Data extracted from a collection

>>>>>

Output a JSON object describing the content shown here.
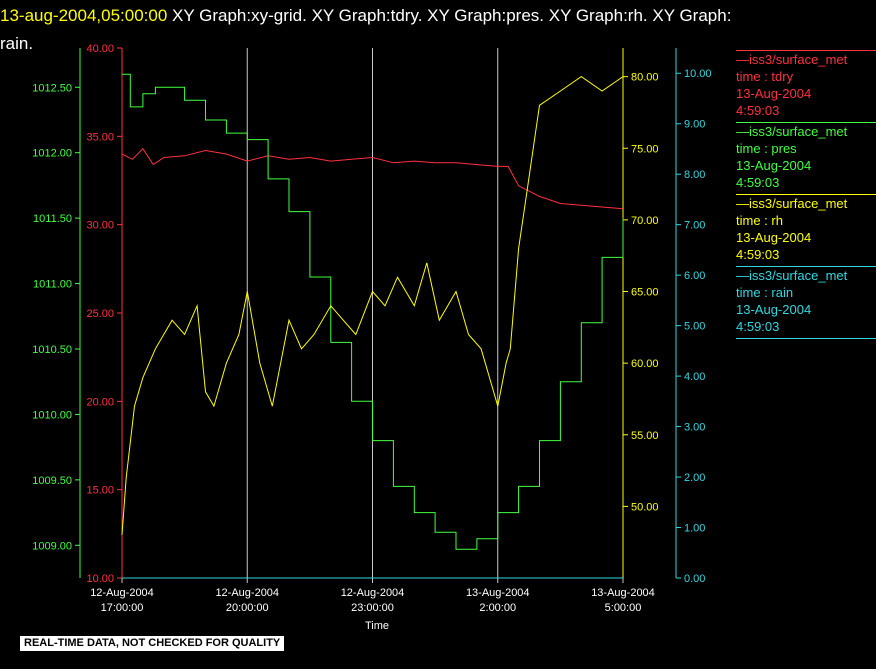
{
  "header": {
    "date": "13-aug-2004,05:00:00",
    "graphs": "XY Graph:xy-grid.  XY Graph:tdry.  XY Graph:pres.  XY Graph:rh.  XY Graph:",
    "graphs_cont": "rain."
  },
  "footer": {
    "note": "REAL-TIME DATA, NOT CHECKED FOR QUALITY"
  },
  "legend": [
    {
      "source": "—iss3/surface_met",
      "var": "time : tdry",
      "date": "13-Aug-2004",
      "time": "4:59:03",
      "color": "#ff3040"
    },
    {
      "source": "—iss3/surface_met",
      "var": "time : pres",
      "date": "13-Aug-2004",
      "time": "4:59:03",
      "color": "#40ff40"
    },
    {
      "source": "—iss3/surface_met",
      "var": "time : rh",
      "date": "13-Aug-2004",
      "time": "4:59:03",
      "color": "#ffff00"
    },
    {
      "source": "—iss3/surface_met",
      "var": "time : rain",
      "date": "13-Aug-2004",
      "time": "4:59:03",
      "color": "#30d8e0"
    }
  ],
  "chart_data": {
    "type": "line",
    "xlabel": "Time",
    "x_ticks": [
      {
        "date": "12-Aug-2004",
        "time": "17:00:00",
        "hour": 0
      },
      {
        "date": "12-Aug-2004",
        "time": "20:00:00",
        "hour": 3
      },
      {
        "date": "12-Aug-2004",
        "time": "23:00:00",
        "hour": 6
      },
      {
        "date": "13-Aug-2004",
        "time": "2:00:00",
        "hour": 9
      },
      {
        "date": "13-Aug-2004",
        "time": "5:00:00",
        "hour": 12
      }
    ],
    "xlim": [
      0,
      12
    ],
    "grid": true,
    "axes": [
      {
        "id": "pres",
        "side": "left",
        "color": "#40ff40",
        "ylim": [
          1008.75,
          1012.8
        ],
        "ticks": [
          "1009.00",
          "1009.50",
          "1010.00",
          "1010.50",
          "1011.00",
          "1011.50",
          "1012.00",
          "1012.50"
        ]
      },
      {
        "id": "tdry",
        "side": "left",
        "color": "#ff3040",
        "ylim": [
          10,
          40
        ],
        "ticks": [
          "10.00",
          "15.00",
          "20.00",
          "25.00",
          "30.00",
          "35.00",
          "40.00"
        ]
      },
      {
        "id": "rh",
        "side": "right",
        "color": "#ffff00",
        "ylim": [
          45,
          82
        ],
        "ticks": [
          "50.00",
          "55.00",
          "60.00",
          "65.00",
          "70.00",
          "75.00",
          "80.00"
        ]
      },
      {
        "id": "rain",
        "side": "right",
        "color": "#30d8e0",
        "ylim": [
          0,
          10.5
        ],
        "ticks": [
          "0.00",
          "1.00",
          "2.00",
          "3.00",
          "4.00",
          "5.00",
          "6.00",
          "7.00",
          "8.00",
          "9.00",
          "10.00"
        ]
      }
    ],
    "series": [
      {
        "axis": "tdry",
        "color": "#ff3040",
        "x": [
          0,
          0.25,
          0.5,
          0.75,
          1,
          1.5,
          2,
          2.5,
          3,
          3.5,
          4,
          4.5,
          5,
          5.5,
          6,
          6.5,
          7,
          7.5,
          8,
          8.5,
          9,
          9.25,
          9.5,
          10,
          10.5,
          11,
          11.5,
          12
        ],
        "y": [
          34,
          33.7,
          34.3,
          33.4,
          33.8,
          33.9,
          34.2,
          34,
          33.6,
          33.9,
          33.7,
          33.8,
          33.6,
          33.7,
          33.8,
          33.5,
          33.6,
          33.5,
          33.5,
          33.4,
          33.3,
          33.3,
          32.2,
          31.6,
          31.2,
          31.1,
          31,
          30.9
        ]
      },
      {
        "axis": "pres",
        "color": "#40ff40",
        "x": [
          0,
          0.2,
          0.5,
          0.8,
          1.5,
          2,
          2.5,
          3,
          3.5,
          4,
          4.5,
          5,
          5.5,
          6,
          6.5,
          7,
          7.5,
          8,
          8.5,
          9,
          9.5,
          10,
          10.5,
          11,
          11.5,
          12
        ],
        "y": [
          1012.6,
          1012.35,
          1012.45,
          1012.5,
          1012.4,
          1012.25,
          1012.15,
          1012.1,
          1011.8,
          1011.55,
          1011.05,
          1010.55,
          1010.1,
          1009.8,
          1009.45,
          1009.25,
          1009.1,
          1008.97,
          1009.05,
          1009.25,
          1009.45,
          1009.8,
          1010.25,
          1010.7,
          1011.2,
          1011.5
        ]
      },
      {
        "axis": "rh",
        "color": "#ffff00",
        "x": [
          0,
          0.1,
          0.3,
          0.5,
          0.8,
          1.2,
          1.5,
          1.8,
          2,
          2.2,
          2.5,
          2.8,
          3,
          3.3,
          3.6,
          4,
          4.3,
          4.6,
          5,
          5.3,
          5.6,
          6,
          6.3,
          6.6,
          7,
          7.3,
          7.6,
          8,
          8.3,
          8.6,
          9,
          9.2,
          9.3,
          9.5,
          9.7,
          10,
          10.5,
          11,
          11.5,
          12
        ],
        "y": [
          48,
          52,
          57,
          59,
          61,
          63,
          62,
          64,
          58,
          57,
          60,
          62,
          65,
          60,
          57,
          63,
          61,
          62,
          64,
          63,
          62,
          65,
          64,
          66,
          64,
          67,
          63,
          65,
          62,
          61,
          57,
          60,
          61,
          68,
          72,
          78,
          79,
          80,
          79,
          80
        ]
      },
      {
        "axis": "rain",
        "color": "#30d8e0",
        "x": [
          0,
          12
        ],
        "y": [
          0,
          0
        ]
      }
    ]
  }
}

<<<<<

» **GIVEN REQUEST**
Pull every line containing "rain" out of the data above.

» **FULL OUTPUT**
    "graphs_cont": "rain."
      "var": "time : rain",
        "id": "rain",
        "axis": "rain",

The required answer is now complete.